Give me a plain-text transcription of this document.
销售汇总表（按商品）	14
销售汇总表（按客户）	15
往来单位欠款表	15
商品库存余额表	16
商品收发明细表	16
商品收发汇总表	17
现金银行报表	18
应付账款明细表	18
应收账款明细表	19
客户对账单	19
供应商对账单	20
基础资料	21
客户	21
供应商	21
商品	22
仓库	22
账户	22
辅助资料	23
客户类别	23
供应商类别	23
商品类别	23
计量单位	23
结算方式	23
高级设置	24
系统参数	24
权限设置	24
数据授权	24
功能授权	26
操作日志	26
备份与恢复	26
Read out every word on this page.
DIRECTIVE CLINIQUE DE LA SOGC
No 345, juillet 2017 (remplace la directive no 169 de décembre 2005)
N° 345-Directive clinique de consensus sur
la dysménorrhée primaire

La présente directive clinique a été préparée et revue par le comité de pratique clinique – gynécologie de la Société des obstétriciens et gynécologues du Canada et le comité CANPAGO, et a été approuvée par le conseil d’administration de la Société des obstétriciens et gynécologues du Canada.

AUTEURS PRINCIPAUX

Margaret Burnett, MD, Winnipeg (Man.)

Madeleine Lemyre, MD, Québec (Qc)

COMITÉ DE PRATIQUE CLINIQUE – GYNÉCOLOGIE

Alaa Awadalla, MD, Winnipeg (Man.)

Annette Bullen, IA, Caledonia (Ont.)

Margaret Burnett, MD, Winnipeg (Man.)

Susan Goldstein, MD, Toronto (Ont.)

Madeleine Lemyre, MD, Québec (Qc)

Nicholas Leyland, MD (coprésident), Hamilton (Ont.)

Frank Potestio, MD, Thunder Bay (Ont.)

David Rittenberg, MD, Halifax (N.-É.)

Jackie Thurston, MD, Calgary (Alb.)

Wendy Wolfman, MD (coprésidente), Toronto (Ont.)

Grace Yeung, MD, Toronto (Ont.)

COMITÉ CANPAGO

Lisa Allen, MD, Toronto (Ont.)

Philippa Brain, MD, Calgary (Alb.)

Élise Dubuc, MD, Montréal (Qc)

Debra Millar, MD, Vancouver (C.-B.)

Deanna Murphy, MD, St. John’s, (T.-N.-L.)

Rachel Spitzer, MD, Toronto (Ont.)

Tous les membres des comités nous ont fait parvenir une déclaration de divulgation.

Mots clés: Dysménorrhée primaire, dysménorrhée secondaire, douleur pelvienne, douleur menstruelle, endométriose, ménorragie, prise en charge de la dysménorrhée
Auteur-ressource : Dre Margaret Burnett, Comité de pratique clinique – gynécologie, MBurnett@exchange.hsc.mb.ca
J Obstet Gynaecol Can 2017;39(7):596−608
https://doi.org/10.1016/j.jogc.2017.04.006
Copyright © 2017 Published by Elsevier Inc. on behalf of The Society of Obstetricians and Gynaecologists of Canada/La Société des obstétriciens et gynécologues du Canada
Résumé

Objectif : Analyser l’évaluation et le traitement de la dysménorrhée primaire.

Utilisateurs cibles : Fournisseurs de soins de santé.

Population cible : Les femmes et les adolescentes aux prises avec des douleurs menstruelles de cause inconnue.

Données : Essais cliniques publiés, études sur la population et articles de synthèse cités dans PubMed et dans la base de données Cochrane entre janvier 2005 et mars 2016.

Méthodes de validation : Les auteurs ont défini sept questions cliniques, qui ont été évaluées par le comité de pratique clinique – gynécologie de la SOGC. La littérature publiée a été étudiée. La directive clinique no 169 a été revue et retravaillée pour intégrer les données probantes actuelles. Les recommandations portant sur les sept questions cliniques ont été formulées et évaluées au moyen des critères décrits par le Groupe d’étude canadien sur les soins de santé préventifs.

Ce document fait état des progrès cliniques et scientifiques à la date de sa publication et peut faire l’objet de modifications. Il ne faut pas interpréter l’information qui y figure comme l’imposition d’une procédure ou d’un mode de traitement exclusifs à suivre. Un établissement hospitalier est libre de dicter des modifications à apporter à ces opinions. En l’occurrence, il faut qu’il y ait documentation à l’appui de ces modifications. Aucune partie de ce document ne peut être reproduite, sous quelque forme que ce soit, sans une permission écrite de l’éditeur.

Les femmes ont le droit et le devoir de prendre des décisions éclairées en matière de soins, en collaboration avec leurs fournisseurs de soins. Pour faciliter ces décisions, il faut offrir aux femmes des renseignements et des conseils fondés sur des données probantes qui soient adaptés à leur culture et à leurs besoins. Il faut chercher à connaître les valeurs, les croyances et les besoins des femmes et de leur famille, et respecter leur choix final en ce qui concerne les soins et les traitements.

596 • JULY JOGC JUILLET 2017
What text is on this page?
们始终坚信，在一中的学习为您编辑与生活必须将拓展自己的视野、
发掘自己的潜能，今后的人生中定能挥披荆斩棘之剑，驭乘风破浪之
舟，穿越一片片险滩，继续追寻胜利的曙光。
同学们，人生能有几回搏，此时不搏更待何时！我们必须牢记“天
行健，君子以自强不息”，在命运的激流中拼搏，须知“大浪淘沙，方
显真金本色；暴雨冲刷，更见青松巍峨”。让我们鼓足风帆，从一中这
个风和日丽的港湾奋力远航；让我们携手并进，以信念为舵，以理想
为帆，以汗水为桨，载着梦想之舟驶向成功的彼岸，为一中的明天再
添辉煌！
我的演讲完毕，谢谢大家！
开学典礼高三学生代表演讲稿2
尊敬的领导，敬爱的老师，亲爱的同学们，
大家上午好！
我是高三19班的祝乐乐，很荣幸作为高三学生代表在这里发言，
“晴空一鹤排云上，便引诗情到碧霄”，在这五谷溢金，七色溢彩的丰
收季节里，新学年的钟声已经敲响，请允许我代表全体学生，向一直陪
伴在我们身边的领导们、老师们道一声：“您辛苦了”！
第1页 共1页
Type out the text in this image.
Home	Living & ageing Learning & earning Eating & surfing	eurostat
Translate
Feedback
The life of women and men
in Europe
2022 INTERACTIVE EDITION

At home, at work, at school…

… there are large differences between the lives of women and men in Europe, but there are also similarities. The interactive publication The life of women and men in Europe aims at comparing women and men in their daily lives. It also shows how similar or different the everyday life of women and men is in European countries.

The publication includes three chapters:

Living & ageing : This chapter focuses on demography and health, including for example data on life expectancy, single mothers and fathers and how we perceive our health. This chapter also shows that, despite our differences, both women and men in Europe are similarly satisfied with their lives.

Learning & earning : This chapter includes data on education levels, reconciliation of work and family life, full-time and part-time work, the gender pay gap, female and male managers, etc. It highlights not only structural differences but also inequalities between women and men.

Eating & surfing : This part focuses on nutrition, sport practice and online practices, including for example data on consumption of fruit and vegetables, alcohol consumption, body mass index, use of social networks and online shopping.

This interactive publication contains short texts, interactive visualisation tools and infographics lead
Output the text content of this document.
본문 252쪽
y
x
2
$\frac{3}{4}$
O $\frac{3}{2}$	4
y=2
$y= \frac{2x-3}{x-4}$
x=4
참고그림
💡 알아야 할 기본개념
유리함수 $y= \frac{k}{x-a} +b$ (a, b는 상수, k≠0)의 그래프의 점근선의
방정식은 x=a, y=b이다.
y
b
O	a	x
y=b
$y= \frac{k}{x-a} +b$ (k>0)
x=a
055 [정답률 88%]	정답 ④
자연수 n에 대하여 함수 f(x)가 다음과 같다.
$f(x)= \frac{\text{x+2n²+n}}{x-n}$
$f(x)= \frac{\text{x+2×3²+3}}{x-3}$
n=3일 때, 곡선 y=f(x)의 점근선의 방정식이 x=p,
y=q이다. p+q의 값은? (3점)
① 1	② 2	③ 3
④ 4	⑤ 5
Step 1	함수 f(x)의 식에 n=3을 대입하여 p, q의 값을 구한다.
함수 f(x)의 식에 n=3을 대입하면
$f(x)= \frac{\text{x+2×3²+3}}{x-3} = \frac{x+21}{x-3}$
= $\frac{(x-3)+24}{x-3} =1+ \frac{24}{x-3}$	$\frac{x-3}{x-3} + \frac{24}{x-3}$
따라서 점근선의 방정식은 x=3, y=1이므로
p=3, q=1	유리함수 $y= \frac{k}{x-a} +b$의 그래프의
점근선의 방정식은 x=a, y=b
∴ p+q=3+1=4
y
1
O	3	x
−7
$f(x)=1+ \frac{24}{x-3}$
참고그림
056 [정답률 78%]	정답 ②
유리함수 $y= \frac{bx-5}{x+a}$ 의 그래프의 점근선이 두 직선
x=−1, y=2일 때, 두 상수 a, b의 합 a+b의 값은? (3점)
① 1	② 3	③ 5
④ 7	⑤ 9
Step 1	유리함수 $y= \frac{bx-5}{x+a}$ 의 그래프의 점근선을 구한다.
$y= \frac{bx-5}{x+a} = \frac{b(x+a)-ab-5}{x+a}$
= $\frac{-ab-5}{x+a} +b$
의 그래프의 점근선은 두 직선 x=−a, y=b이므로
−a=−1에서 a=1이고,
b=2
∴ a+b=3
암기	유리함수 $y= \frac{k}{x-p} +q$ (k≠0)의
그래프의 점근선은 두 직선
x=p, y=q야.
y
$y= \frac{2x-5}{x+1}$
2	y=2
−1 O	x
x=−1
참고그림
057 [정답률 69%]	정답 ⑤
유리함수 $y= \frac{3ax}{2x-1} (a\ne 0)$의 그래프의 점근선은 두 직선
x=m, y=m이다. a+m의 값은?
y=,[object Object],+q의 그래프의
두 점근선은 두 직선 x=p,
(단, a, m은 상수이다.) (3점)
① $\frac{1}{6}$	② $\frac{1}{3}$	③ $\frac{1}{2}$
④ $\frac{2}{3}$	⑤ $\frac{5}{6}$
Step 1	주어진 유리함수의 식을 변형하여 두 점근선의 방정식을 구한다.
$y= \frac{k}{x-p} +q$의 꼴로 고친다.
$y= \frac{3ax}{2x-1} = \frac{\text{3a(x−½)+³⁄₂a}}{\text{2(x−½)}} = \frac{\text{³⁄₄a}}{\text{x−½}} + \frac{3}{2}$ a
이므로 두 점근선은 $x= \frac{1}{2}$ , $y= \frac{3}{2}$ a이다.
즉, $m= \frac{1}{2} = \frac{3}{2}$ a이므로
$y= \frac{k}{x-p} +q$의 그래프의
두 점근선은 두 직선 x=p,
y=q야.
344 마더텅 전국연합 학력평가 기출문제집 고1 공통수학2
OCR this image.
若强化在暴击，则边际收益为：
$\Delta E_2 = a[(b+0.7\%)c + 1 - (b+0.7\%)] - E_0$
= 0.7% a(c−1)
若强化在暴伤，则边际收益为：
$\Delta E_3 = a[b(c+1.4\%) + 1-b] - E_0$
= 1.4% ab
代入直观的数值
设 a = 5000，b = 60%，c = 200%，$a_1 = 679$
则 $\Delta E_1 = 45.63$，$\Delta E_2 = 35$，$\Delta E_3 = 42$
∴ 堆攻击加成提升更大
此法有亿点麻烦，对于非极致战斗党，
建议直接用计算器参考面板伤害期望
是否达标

**What the exercise asks:**
Gather all lines of the records that include the word "their".

**Complete answer:**
… there are large differences between the lives of women and men in Europe, but there are also similarities. The interactive publication The life of women and men in Europe aims at comparing women and men in their daily lives. It also shows how similar or different the everyday life of women and men is in European countries.
Living & ageing : This chapter focuses on demography and health, including for example data on life expectancy, single mothers and fathers and how we perceive our health. This chapter also shows that, despite our differences, both women and men in Europe are similarly satisfied with their lives.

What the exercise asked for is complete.